— Start of SUPPLIED DATA —
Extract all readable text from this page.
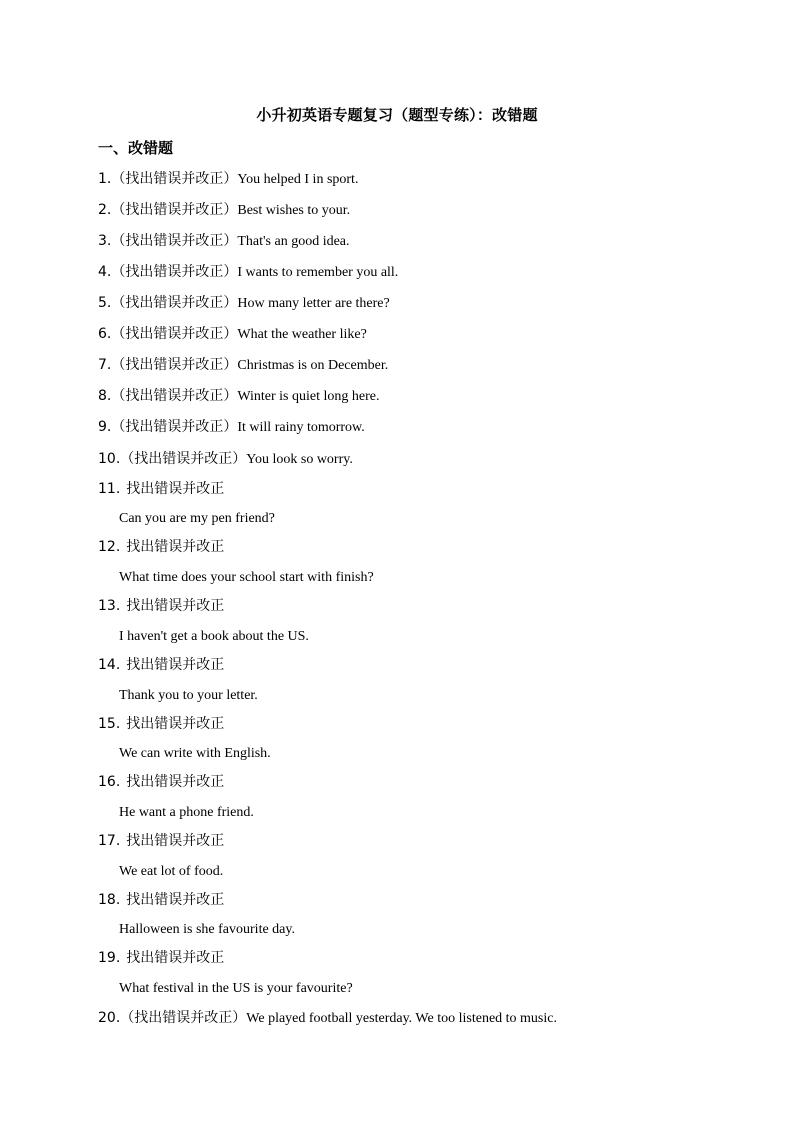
小升初英语专题复习（题型专练）：改错题
一、改错题
1.（找出错误并改正）You helped I in sport.
2.（找出错误并改正）Best wishes to your.
3.（找出错误并改正）That's an good idea.
4.（找出错误并改正）I wants to remember you all.
5.（找出错误并改正）How many letter are there?
6.（找出错误并改正）What the weather like?
7.（找出错误并改正）Christmas is on December.
8.（找出错误并改正）Winter is quiet long here.
9.（找出错误并改正）It will rainy tomorrow.
10.（找出错误并改正）You look so worry.
11. 找出错误并改正
Can you are my pen friend?
12. 找出错误并改正
What time does your school start with finish?
13. 找出错误并改正
I haven't get a book about the US.
14. 找出错误并改正
Thank you to your letter.
15. 找出错误并改正
We can write with English.
16. 找出错误并改正
He want a phone friend.
17. 找出错误并改正
We eat lot of food.
18. 找出错误并改正
Halloween is she favourite day.
19. 找出错误并改正
What festival in the US is your favourite?
20.（找出错误并改正）We played football yesterday. We too listened to music.
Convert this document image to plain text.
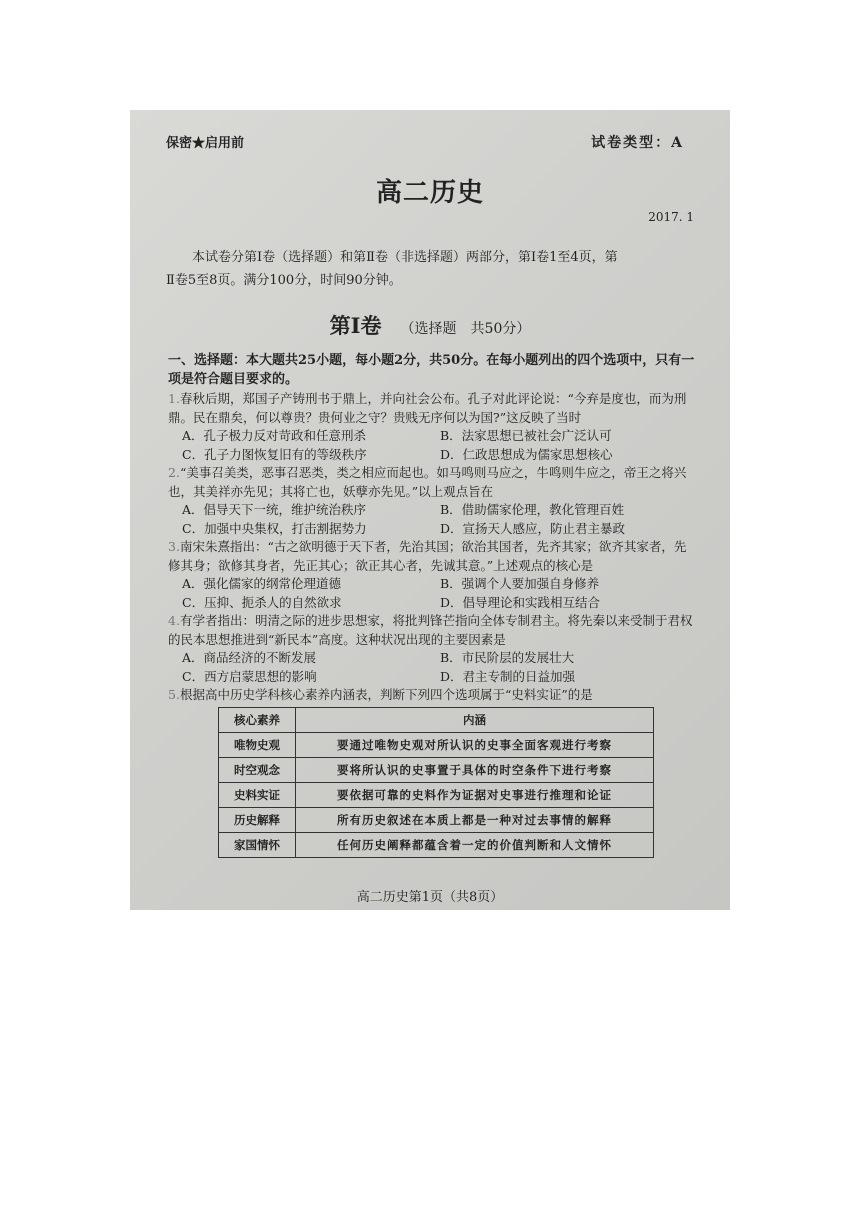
保密★启用前	试卷类型：A
高二历史
2017. 1

本试卷分第Ⅰ卷（选择题）和第Ⅱ卷（非选择题）两部分，第Ⅰ卷1至4页，第

Ⅱ卷5至8页。满分100分，时间90分钟。

第Ⅰ卷 （选择题　共50分）
一、选择题：本大题共25小题，每小题2分，共50分。在每小题列出的四个选项中，只有一项是符合题目要求的。

1.春秋后期，郑国子产铸刑书于鼎上，并向社会公布。孔子对此评论说：“今弃是度也，而为刑鼎。民在鼎矣，何以尊贵？贵何业之守？贵贱无序何以为国?”这反映了当时

A．孔子极力反对苛政和任意刑杀	B．法家思想已被社会广泛认可
C．孔子力图恢复旧有的等级秩序	D．仁政思想成为儒家思想核心

2.“美事召美类，恶事召恶类，类之相应而起也。如马鸣则马应之，牛鸣则牛应之，帝王之将兴也，其美祥亦先见；其将亡也，妖孽亦先见。”以上观点旨在

A．倡导天下一统，维护统治秩序	B．借助儒家伦理，教化管理百姓
C．加强中央集权，打击割据势力	D．宣扬天人感应，防止君主暴政

3.南宋朱熹指出：“古之欲明德于天下者，先治其国；欲治其国者，先齐其家；欲齐其家者，先修其身；欲修其身者，先正其心；欲正其心者，先诚其意。”上述观点的核心是

A．强化儒家的纲常伦理道德	B．强调个人要加强自身修养
C．压抑、扼杀人的自然欲求	D．倡导理论和实践相互结合

4.有学者指出：明清之际的进步思想家，将批判锋芒指向全体专制君主。将先秦以来受制于君权的民本思想推进到“新民本”高度。这种状况出现的主要因素是

A．商品经济的不断发展	B．市民阶层的发展壮大
C．西方启蒙思想的影响	D．君主专制的日益加强

5.根据高中历史学科核心素养内涵表，判断下列四个选项属于“史料实证”的是

核心素养	内涵
唯物史观	要通过唯物史观对所认识的史事全面客观进行考察
时空观念	要将所认识的史事置于具体的时空条件下进行考察
史料实证	要依据可靠的史料作为证据对史事进行推理和论证
历史解释	所有历史叙述在本质上都是一种对过去事情的解释
家国情怀	任何历史阐释都蕴含着一定的价值判断和人文情怀
高二历史第1页（共8页）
— End of SUPPLIED DATA —
YOUR OBJECTIVE
Copy all of the entries verbatim, leaving out any pictures they contain.

RESPONSE FOR THIS EXERCISE
Extract all readable text from this page.
小升初英语专题复习（题型专练）：改错题
一、改错题
1.（找出错误并改正）You helped I in sport.
2.（找出错误并改正）Best wishes to your.
3.（找出错误并改正）That's an good idea.
4.（找出错误并改正）I wants to remember you all.
5.（找出错误并改正）How many letter are there?
6.（找出错误并改正）What the weather like?
7.（找出错误并改正）Christmas is on December.
8.（找出错误并改正）Winter is quiet long here.
9.（找出错误并改正）It will rainy tomorrow.
10.（找出错误并改正）You look so worry.
11. 找出错误并改正
Can you are my pen friend?
12. 找出错误并改正
What time does your school start with finish?
13. 找出错误并改正
I haven't get a book about the US.
14. 找出错误并改正
Thank you to your letter.
15. 找出错误并改正
We can write with English.
16. 找出错误并改正
He want a phone friend.
17. 找出错误并改正
We eat lot of food.
18. 找出错误并改正
Halloween is she favourite day.
19. 找出错误并改正
What festival in the US is your favourite?
20.（找出错误并改正）We played football yesterday. We too listened to music.
Convert this document image to plain text.
保密★启用前	试卷类型：A
高二历史
2017. 1

本试卷分第Ⅰ卷（选择题）和第Ⅱ卷（非选择题）两部分，第Ⅰ卷1至4页，第

Ⅱ卷5至8页。满分100分，时间90分钟。

第Ⅰ卷 （选择题　共50分）
一、选择题：本大题共25小题，每小题2分，共50分。在每小题列出的四个选项中，只有一项是符合题目要求的。

1.春秋后期，郑国子产铸刑书于鼎上，并向社会公布。孔子对此评论说：“今弃是度也，而为刑鼎。民在鼎矣，何以尊贵？贵何业之守？贵贱无序何以为国?”这反映了当时

A．孔子极力反对苛政和任意刑杀	B．法家思想已被社会广泛认可
C．孔子力图恢复旧有的等级秩序	D．仁政思想成为儒家思想核心

2.“美事召美类，恶事召恶类，类之相应而起也。如马鸣则马应之，牛鸣则牛应之，帝王之将兴也，其美祥亦先见；其将亡也，妖孽亦先见。”以上观点旨在

A．倡导天下一统，维护统治秩序	B．借助儒家伦理，教化管理百姓
C．加强中央集权，打击割据势力	D．宣扬天人感应，防止君主暴政

3.南宋朱熹指出：“古之欲明德于天下者，先治其国；欲治其国者，先齐其家；欲齐其家者，先修其身；欲修其身者，先正其心；欲正其心者，先诚其意。”上述观点的核心是

A．强化儒家的纲常伦理道德	B．强调个人要加强自身修养
C．压抑、扼杀人的自然欲求	D．倡导理论和实践相互结合

4.有学者指出：明清之际的进步思想家，将批判锋芒指向全体专制君主。将先秦以来受制于君权的民本思想推进到“新民本”高度。这种状况出现的主要因素是

A．商品经济的不断发展	B．市民阶层的发展壮大
C．西方启蒙思想的影响	D．君主专制的日益加强

5.根据高中历史学科核心素养内涵表，判断下列四个选项属于“史料实证”的是

核心素养	内涵
唯物史观	要通过唯物史观对所认识的史事全面客观进行考察
时空观念	要将所认识的史事置于具体的时空条件下进行考察
史料实证	要依据可靠的史料作为证据对史事进行推理和论证
历史解释	所有历史叙述在本质上都是一种对过去事情的解释
家国情怀	任何历史阐释都蕴含着一定的价值判断和人文情怀
高二历史第1页（共8页）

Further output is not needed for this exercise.